=== JOB ===
Omit all images. Write out the rest of the material exactly.
— Start of INPUT FOR THIS TASK —
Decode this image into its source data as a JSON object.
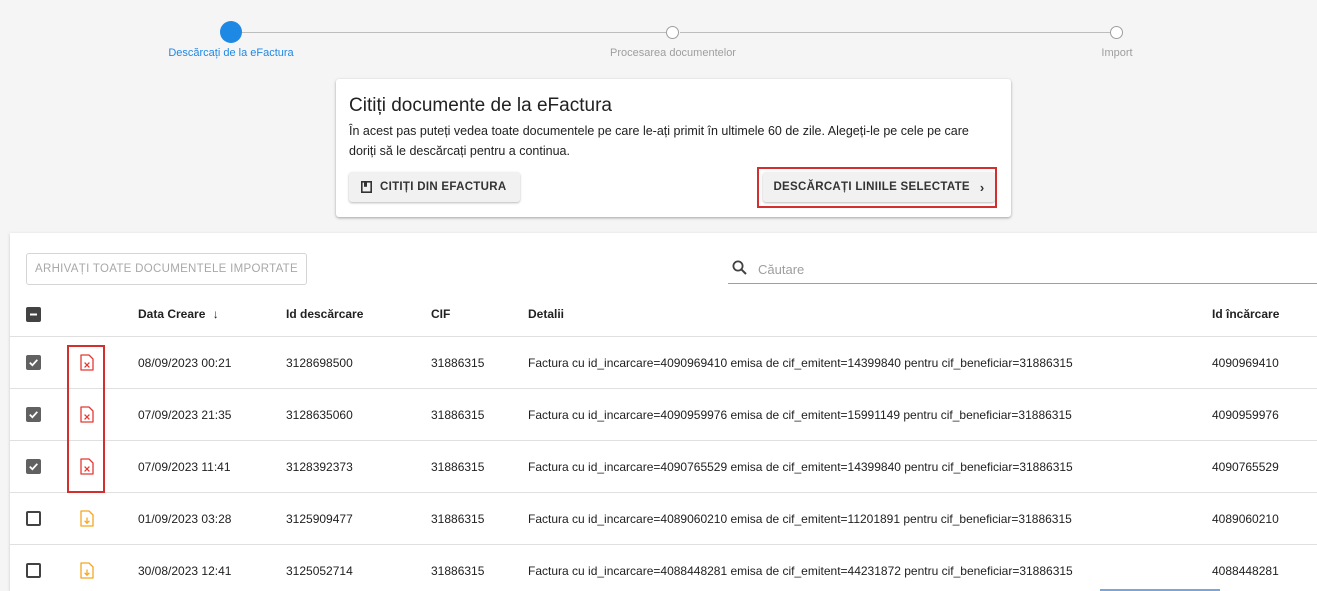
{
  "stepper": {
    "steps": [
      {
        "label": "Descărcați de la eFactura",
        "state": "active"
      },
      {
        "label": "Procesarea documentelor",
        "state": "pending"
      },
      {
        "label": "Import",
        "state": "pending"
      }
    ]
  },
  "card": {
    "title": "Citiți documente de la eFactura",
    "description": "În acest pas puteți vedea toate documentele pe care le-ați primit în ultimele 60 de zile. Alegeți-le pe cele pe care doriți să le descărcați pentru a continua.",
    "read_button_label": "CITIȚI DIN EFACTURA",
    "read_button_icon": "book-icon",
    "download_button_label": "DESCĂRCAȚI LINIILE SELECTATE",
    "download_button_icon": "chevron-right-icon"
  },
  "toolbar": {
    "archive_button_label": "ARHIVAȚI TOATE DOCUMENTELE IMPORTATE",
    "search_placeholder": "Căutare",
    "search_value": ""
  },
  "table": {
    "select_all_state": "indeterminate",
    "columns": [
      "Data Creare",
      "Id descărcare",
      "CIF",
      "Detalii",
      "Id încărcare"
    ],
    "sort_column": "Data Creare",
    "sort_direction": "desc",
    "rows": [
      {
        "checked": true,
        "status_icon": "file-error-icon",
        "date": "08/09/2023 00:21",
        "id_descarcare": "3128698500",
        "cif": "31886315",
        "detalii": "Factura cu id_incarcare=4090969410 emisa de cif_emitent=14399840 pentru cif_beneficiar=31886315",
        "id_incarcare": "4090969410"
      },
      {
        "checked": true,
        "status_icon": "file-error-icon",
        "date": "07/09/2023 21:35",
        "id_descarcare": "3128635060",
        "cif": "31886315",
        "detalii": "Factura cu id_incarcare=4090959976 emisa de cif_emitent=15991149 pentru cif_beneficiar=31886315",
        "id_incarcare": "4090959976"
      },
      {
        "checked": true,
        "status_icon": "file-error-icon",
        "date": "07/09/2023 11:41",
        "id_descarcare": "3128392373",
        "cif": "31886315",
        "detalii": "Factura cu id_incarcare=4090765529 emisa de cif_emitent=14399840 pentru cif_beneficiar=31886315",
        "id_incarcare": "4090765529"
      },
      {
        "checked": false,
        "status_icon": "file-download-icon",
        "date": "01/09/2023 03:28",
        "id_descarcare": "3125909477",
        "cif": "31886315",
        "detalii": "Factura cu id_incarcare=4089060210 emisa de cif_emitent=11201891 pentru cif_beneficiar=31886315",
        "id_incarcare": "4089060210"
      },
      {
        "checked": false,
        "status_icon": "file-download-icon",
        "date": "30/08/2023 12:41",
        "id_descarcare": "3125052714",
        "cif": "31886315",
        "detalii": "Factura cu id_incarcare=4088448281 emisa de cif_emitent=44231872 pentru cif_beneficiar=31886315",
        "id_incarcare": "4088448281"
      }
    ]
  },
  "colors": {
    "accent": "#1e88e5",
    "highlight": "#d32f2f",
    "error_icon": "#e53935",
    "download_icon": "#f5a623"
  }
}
— End of INPUT FOR THIS TASK —
=== EXERCISE RESULT ===
Decode this image into its source data as a JSON object.
{
  "stepper": {
    "steps": [
      {
        "label": "Descărcați de la eFactura",
        "state": "active"
      },
      {
        "label": "Procesarea documentelor",
        "state": "pending"
      },
      {
        "label": "Import",
        "state": "pending"
      }
    ]
  },
  "card": {
    "title": "Citiți documente de la eFactura",
    "description": "În acest pas puteți vedea toate documentele pe care le-ați primit în ultimele 60 de zile. Alegeți-le pe cele pe care doriți să le descărcați pentru a continua.",
    "read_button_label": "CITIȚI DIN EFACTURA",
    "read_button_icon": "book-icon",
    "download_button_label": "DESCĂRCAȚI LINIILE SELECTATE",
    "download_button_icon": "chevron-right-icon"
  },
  "toolbar": {
    "archive_button_label": "ARHIVAȚI TOATE DOCUMENTELE IMPORTATE",
    "search_placeholder": "Căutare",
    "search_value": ""
  },
  "table": {
    "select_all_state": "indeterminate",
    "columns": [
      "Data Creare",
      "Id descărcare",
      "CIF",
      "Detalii",
      "Id încărcare"
    ],
    "sort_column": "Data Creare",
    "sort_direction": "desc",
    "rows": [
      {
        "checked": true,
        "status_icon": "file-error-icon",
        "date": "08/09/2023 00:21",
        "id_descarcare": "3128698500",
        "cif": "31886315",
        "detalii": "Factura cu id_incarcare=4090969410 emisa de cif_emitent=14399840 pentru cif_beneficiar=31886315",
        "id_incarcare": "4090969410"
      },
      {
        "checked": true,
        "status_icon": "file-error-icon",
        "date": "07/09/2023 21:35",
        "id_descarcare": "3128635060",
        "cif": "31886315",
        "detalii": "Factura cu id_incarcare=4090959976 emisa de cif_emitent=15991149 pentru cif_beneficiar=31886315",
        "id_incarcare": "4090959976"
      },
      {
        "checked": true,
        "status_icon": "file-error-icon",
        "date": "07/09/2023 11:41",
        "id_descarcare": "3128392373",
        "cif": "31886315",
        "detalii": "Factura cu id_incarcare=4090765529 emisa de cif_emitent=14399840 pentru cif_beneficiar=31886315",
        "id_incarcare": "4090765529"
      },
      {
        "checked": false,
        "status_icon": "file-download-icon",
        "date": "01/09/2023 03:28",
        "id_descarcare": "3125909477",
        "cif": "31886315",
        "detalii": "Factura cu id_incarcare=4089060210 emisa de cif_emitent=11201891 pentru cif_beneficiar=31886315",
        "id_incarcare": "4089060210"
      },
      {
        "checked": false,
        "status_icon": "file-download-icon",
        "date": "30/08/2023 12:41",
        "id_descarcare": "3125052714",
        "cif": "31886315",
        "detalii": "Factura cu id_incarcare=4088448281 emisa de cif_emitent=44231872 pentru cif_beneficiar=31886315",
        "id_incarcare": "4088448281"
      }
    ]
  },
  "colors": {
    "accent": "#1e88e5",
    "highlight": "#d32f2f",
    "error_icon": "#e53935",
    "download_icon": "#f5a623"
  }
}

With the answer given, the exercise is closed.